** begin **

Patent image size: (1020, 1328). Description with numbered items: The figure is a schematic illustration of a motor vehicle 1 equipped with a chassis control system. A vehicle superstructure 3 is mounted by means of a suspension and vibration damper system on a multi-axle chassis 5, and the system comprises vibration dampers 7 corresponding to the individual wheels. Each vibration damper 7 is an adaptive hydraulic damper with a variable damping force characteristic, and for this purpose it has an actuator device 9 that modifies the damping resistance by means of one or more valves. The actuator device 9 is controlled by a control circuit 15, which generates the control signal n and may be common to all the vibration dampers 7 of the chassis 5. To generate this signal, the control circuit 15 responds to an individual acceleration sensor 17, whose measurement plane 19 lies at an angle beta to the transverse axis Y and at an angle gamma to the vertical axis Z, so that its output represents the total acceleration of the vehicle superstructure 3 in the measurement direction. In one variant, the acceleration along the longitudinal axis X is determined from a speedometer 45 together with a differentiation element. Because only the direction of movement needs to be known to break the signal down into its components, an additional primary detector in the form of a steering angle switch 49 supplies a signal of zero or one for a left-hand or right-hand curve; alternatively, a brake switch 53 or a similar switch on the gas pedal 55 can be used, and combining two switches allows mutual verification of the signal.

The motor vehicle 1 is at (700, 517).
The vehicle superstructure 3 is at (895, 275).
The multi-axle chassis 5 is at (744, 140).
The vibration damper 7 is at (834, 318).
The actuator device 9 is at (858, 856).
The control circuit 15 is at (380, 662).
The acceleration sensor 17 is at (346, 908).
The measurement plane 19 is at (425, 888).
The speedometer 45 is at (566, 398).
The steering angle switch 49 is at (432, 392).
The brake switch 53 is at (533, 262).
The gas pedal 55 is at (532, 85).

** end **

● Requirements: Turn every line above into a JSON list of strings, one string per line, and leave out blank lines.

● Task answer:
[
  "Patent image size: (1020, 1328). Description with numbered items: The figure is a schematic illustration of a motor vehicle 1 equipped with a chassis control system. A vehicle superstructure 3 is mounted by means of a suspension and vibration damper system on a multi-axle chassis 5, and the system comprises vibration dampers 7 corresponding to the individual wheels. Each vibration damper 7 is an adaptive hydraulic damper with a variable damping force characteristic, and for this purpose it has an actuator device 9 that modifies the damping resistance by means of one or more valves. The actuator device 9 is controlled by a control circuit 15, which generates the control signal n and may be common to all the vibration dampers 7 of the chassis 5. To generate this signal, the control circuit 15 responds to an individual acceleration sensor 17, whose measurement plane 19 lies at an angle beta to the transverse axis Y and at an angle gamma to the vertical axis Z, so that its output represents the total acceleration of the vehicle superstructure 3 in the measurement direction. In one variant, the acceleration along the longitudinal axis X is determined from a speedometer 45 together with a differentiation element. Because only the direction of movement needs to be known to break the signal down into its components, an additional primary detector in the form of a steering angle switch 49 supplies a signal of zero or one for a left-hand or right-hand curve; alternatively, a brake switch 53 or a similar switch on the gas pedal 55 can be used, and combining two switches allows mutual verification of the signal.",
  "The motor vehicle 1 is at (700, 517).",
  "The vehicle superstructure 3 is at (895, 275).",
  "The multi-axle chassis 5 is at (744, 140).",
  "The vibration damper 7 is at (834, 318).",
  "The actuator device 9 is at (858, 856).",
  "The control circuit 15 is at (380, 662).",
  "The acceleration sensor 17 is at (346, 908).",
  "The measurement plane 19 is at (425, 888).",
  "The speedometer 45 is at (566, 398).",
  "The steering angle switch 49 is at (432, 392).",
  "The brake switch 53 is at (533, 262).",
  "The gas pedal 55 is at (532, 85)."
]